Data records

☆ ☆ ☆ ☆ ☆ ☆ ☆

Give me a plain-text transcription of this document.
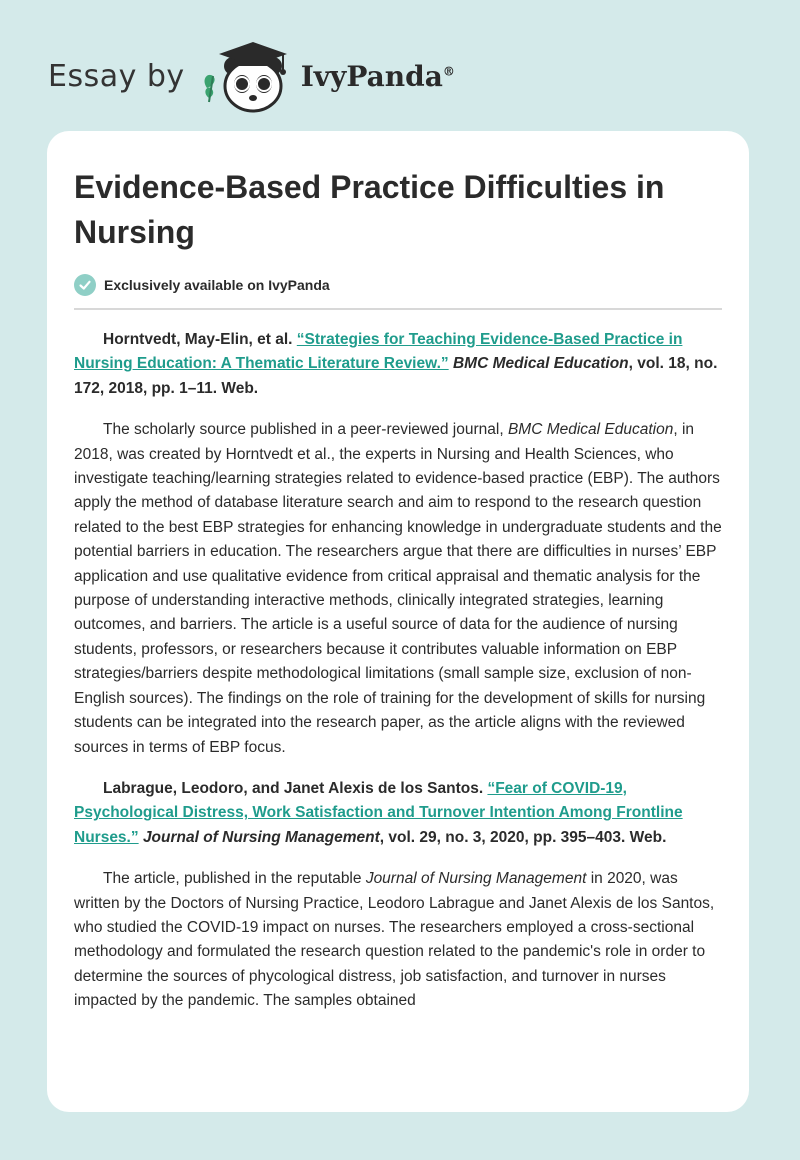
Essay by	IvyPanda®
Evidence-Based Practice Difficulties in Nursing
Exclusively available on IvyPanda

Horntvedt, May-Elin, et al. “Strategies for Teaching Evidence-Based Practice in Nursing Education: A Thematic Literature Review.” BMC Medical Education, vol. 18, no. 172, 2018, pp. 1–11. Web.

The scholarly source published in a peer-reviewed journal, BMC Medical Education, in 2018, was created by Horntvedt et al., the experts in Nursing and Health Sciences, who investigate teaching/learning strategies related to evidence-based practice (EBP). The authors apply the method of database literature search and aim to respond to the research question related to the best EBP strategies for enhancing knowledge in undergraduate students and the potential barriers in education. The researchers argue that there are difficulties in nurses’ EBP application and use qualitative evidence from critical appraisal and thematic analysis for the purpose of understanding interactive methods, clinically integrated strategies, learning outcomes, and barriers. The article is a useful source of data for the audience of nursing students, professors, or researchers because it contributes valuable information on EBP strategies/barriers despite methodological limitations (small sample size, exclusion of non-English sources). The findings on the role of training for the development of skills for nursing students can be integrated into the research paper, as the article aligns with the reviewed sources in terms of EBP focus.

Labrague, Leodoro, and Janet Alexis de los Santos. “Fear of COVID-19, Psychological Distress, Work Satisfaction and Turnover Intention Among Frontline Nurses.” Journal of Nursing Management, vol. 29, no. 3, 2020, pp. 395–403. Web.

The article, published in the reputable Journal of Nursing Management in 2020, was written by the Doctors of Nursing Practice, Leodoro Labrague and Janet Alexis de los Santos, who studied the COVID-19 impact on nurses. The researchers employed a cross-sectional methodology and formulated the research question related to the pandemic's role in order to determine the sources of phycological distress, job satisfaction, and turnover in nurses impacted by the pandemic. The samples obtained
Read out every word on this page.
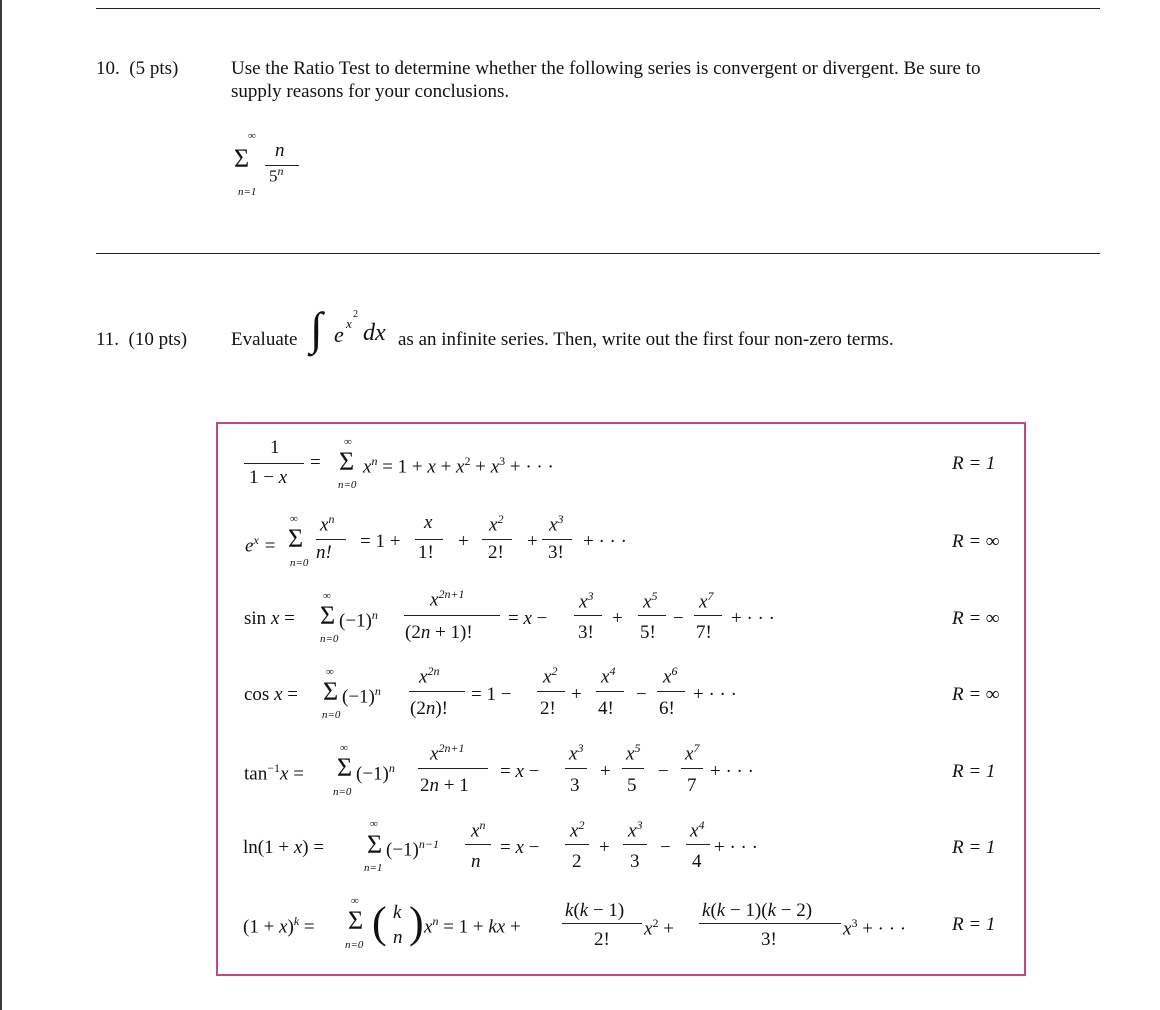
10. (5 pts)	Use the Ratio Test to determine whether the following series is convergent or divergent. Be sure to
supply reasons for your conclusions.
∞
Σ
n=1
n
5$^n$
11. (10 pts) Evaluate ∫ e x
2
dx as an infinite series. Then, write out the first four non-zero terms.
1
1 − x
=
∞
Σ
n=0
$x^n = 1 + x + x^2 + x^3$ + · · ·	R = 1
$e^x$ =
∞
Σ
n=0
$x^n$
n!
= 1 +
x
1!
+
$x^2$
2!
+
$x^3$
3!
+ · · ·	R = ∞
sin x =
∞
Σ
n=0
$(-1)^n$
$x^{2n+1}$
(2n + 1)!
= x −
$x^3$
3!
+
$x^5$
5!
−
$x^7$
7!
+ · · ·	R = ∞
cos x =
∞
Σ
n=0
$(-1)^n$
$x^{2n}$
(2n)!
= 1 −
$x^2$
2!
+
$x^4$
4!
−
$x^6$
6!
+ · · ·	R = ∞
$\tan^{-1}x$ =
∞
Σ
n=0
$(-1)^n$
$x^{2n+1}$
2n + 1
= x −
$x^3$
3
+
$x^5$
5
−
$x^7$
7
+ · · ·	R = 1
ln(1 + x) =
∞
Σ
n=1
$(-1)^{n-1}$
$x^n$
n
= x −
$x^2$
2
+
$x^3$
3
−
$x^4$
4
+ · · ·	R = 1
$(1 + x)^k$ =
∞
Σ
n=0 ( k
n ) $x^n = 1$ + kx +
k(k − 1)
2!
$x^2$ +
k(k − 1)(k − 2)
3!
$x^3$ + · · · R = 1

☆ ☆ ☆ ☆ ☆ ☆ ☆

### Exercise instructions
Omit each picture, then return all of the listing exactly as it stands.

### Worked answer
Give me a plain-text transcription of this document.
Essay by	IvyPanda®
Evidence-Based Practice Difficulties in Nursing
Exclusively available on IvyPanda

Horntvedt, May-Elin, et al. “Strategies for Teaching Evidence-Based Practice in Nursing Education: A Thematic Literature Review.” BMC Medical Education, vol. 18, no. 172, 2018, pp. 1–11. Web.

The scholarly source published in a peer-reviewed journal, BMC Medical Education, in 2018, was created by Horntvedt et al., the experts in Nursing and Health Sciences, who investigate teaching/learning strategies related to evidence-based practice (EBP). The authors apply the method of database literature search and aim to respond to the research question related to the best EBP strategies for enhancing knowledge in undergraduate students and the potential barriers in education. The researchers argue that there are difficulties in nurses’ EBP application and use qualitative evidence from critical appraisal and thematic analysis for the purpose of understanding interactive methods, clinically integrated strategies, learning outcomes, and barriers. The article is a useful source of data for the audience of nursing students, professors, or researchers because it contributes valuable information on EBP strategies/barriers despite methodological limitations (small sample size, exclusion of non-English sources). The findings on the role of training for the development of skills for nursing students can be integrated into the research paper, as the article aligns with the reviewed sources in terms of EBP focus.

Labrague, Leodoro, and Janet Alexis de los Santos. “Fear of COVID-19, Psychological Distress, Work Satisfaction and Turnover Intention Among Frontline Nurses.” Journal of Nursing Management, vol. 29, no. 3, 2020, pp. 395–403. Web.

The article, published in the reputable Journal of Nursing Management in 2020, was written by the Doctors of Nursing Practice, Leodoro Labrague and Janet Alexis de los Santos, who studied the COVID-19 impact on nurses. The researchers employed a cross-sectional methodology and formulated the research question related to the pandemic's role in order to determine the sources of phycological distress, job satisfaction, and turnover in nurses impacted by the pandemic. The samples obtained
Read out every word on this page.
10. (5 pts)	Use the Ratio Test to determine whether the following series is convergent or divergent. Be sure to
supply reasons for your conclusions.
∞
Σ
n=1
n
5$^n$
11. (10 pts) Evaluate ∫ e x
2
dx as an infinite series. Then, write out the first four non-zero terms.
1
1 − x
=
∞
Σ
n=0
$x^n = 1 + x + x^2 + x^3$ + · · ·	R = 1
$e^x$ =
∞
Σ
n=0
$x^n$
n!
= 1 +
x
1!
+
$x^2$
2!
+
$x^3$
3!
+ · · ·	R = ∞
sin x =
∞
Σ
n=0
$(-1)^n$
$x^{2n+1}$
(2n + 1)!
= x −
$x^3$
3!
+
$x^5$
5!
−
$x^7$
7!
+ · · ·	R = ∞
cos x =
∞
Σ
n=0
$(-1)^n$
$x^{2n}$
(2n)!
= 1 −
$x^2$
2!
+
$x^4$
4!
−
$x^6$
6!
+ · · ·	R = ∞
$\tan^{-1}x$ =
∞
Σ
n=0
$(-1)^n$
$x^{2n+1}$
2n + 1
= x −
$x^3$
3
+
$x^5$
5
−
$x^7$
7
+ · · ·	R = 1
ln(1 + x) =
∞
Σ
n=1
$(-1)^{n-1}$
$x^n$
n
= x −
$x^2$
2
+
$x^3$
3
−
$x^4$
4
+ · · ·	R = 1
$(1 + x)^k$ =
∞
Σ
n=0 ( k
n ) $x^n = 1$ + kx +
k(k − 1)
2!
$x^2$ +
k(k − 1)(k − 2)
3!
$x^3$ + · · · R = 1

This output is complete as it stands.